The records below are to be copied word for word, with every picture left out.

The data:
========================

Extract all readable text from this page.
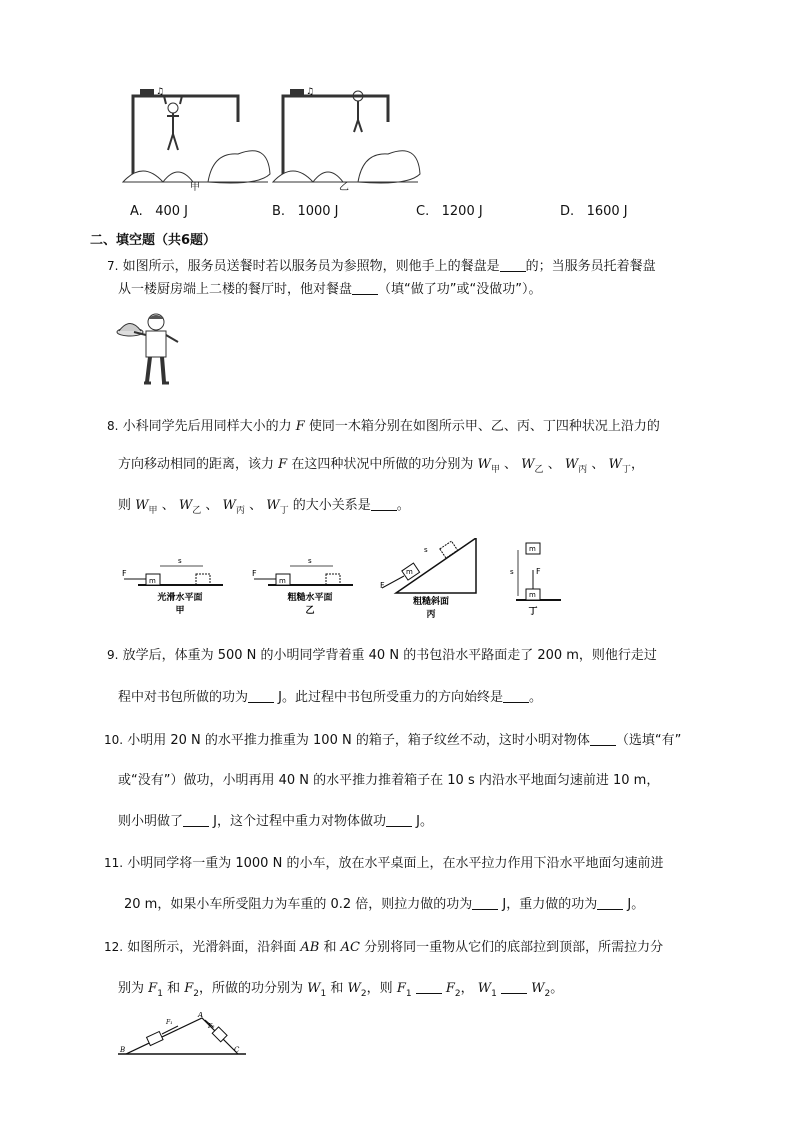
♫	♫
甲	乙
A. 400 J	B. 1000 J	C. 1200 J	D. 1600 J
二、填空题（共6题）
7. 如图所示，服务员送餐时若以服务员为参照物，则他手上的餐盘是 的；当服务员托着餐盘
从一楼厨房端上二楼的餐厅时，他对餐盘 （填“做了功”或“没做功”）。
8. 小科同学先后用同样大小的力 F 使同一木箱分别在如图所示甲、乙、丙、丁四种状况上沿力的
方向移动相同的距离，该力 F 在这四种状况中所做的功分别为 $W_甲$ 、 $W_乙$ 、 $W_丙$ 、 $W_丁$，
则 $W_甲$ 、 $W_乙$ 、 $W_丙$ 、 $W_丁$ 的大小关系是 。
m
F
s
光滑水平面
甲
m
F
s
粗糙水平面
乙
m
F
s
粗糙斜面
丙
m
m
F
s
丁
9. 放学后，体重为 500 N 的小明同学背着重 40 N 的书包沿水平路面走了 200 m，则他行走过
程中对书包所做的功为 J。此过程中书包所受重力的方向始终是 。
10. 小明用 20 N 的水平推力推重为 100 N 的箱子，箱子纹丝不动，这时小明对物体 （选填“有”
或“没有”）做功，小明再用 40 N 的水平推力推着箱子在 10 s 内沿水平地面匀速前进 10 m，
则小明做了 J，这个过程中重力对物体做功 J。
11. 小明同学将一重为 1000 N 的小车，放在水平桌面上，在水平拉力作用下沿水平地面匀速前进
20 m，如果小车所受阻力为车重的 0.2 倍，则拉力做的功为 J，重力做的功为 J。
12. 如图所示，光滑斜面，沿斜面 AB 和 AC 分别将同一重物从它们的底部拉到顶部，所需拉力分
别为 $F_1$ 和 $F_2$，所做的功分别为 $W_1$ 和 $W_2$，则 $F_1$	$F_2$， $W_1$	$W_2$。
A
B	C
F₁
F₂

========================

Result of the task:
Extract all readable text from this page.
♫	♫
甲	乙
A. 400 J	B. 1000 J	C. 1200 J	D. 1600 J
二、填空题（共6题）
7. 如图所示，服务员送餐时若以服务员为参照物，则他手上的餐盘是 的；当服务员托着餐盘
从一楼厨房端上二楼的餐厅时，他对餐盘 （填“做了功”或“没做功”）。
8. 小科同学先后用同样大小的力 F 使同一木箱分别在如图所示甲、乙、丙、丁四种状况上沿力的
方向移动相同的距离，该力 F 在这四种状况中所做的功分别为 $W_甲$ 、 $W_乙$ 、 $W_丙$ 、 $W_丁$，
则 $W_甲$ 、 $W_乙$ 、 $W_丙$ 、 $W_丁$ 的大小关系是 。
m
F
s
光滑水平面
甲
m
F
s
粗糙水平面
乙
m
F
s
粗糙斜面
丙
m
m
F
s
丁
9. 放学后，体重为 500 N 的小明同学背着重 40 N 的书包沿水平路面走了 200 m，则他行走过
程中对书包所做的功为 J。此过程中书包所受重力的方向始终是 。
10. 小明用 20 N 的水平推力推重为 100 N 的箱子，箱子纹丝不动，这时小明对物体 （选填“有”
或“没有”）做功，小明再用 40 N 的水平推力推着箱子在 10 s 内沿水平地面匀速前进 10 m，
则小明做了 J，这个过程中重力对物体做功 J。
11. 小明同学将一重为 1000 N 的小车，放在水平桌面上，在水平拉力作用下沿水平地面匀速前进
20 m，如果小车所受阻力为车重的 0.2 倍，则拉力做的功为 J，重力做的功为 J。
12. 如图所示，光滑斜面，沿斜面 AB 和 AC 分别将同一重物从它们的底部拉到顶部，所需拉力分
别为 $F_1$ 和 $F_2$，所做的功分别为 $W_1$ 和 $W_2$，则 $F_1$	$F_2$， $W_1$	$W_2$。
A
B	C
F₁
F₂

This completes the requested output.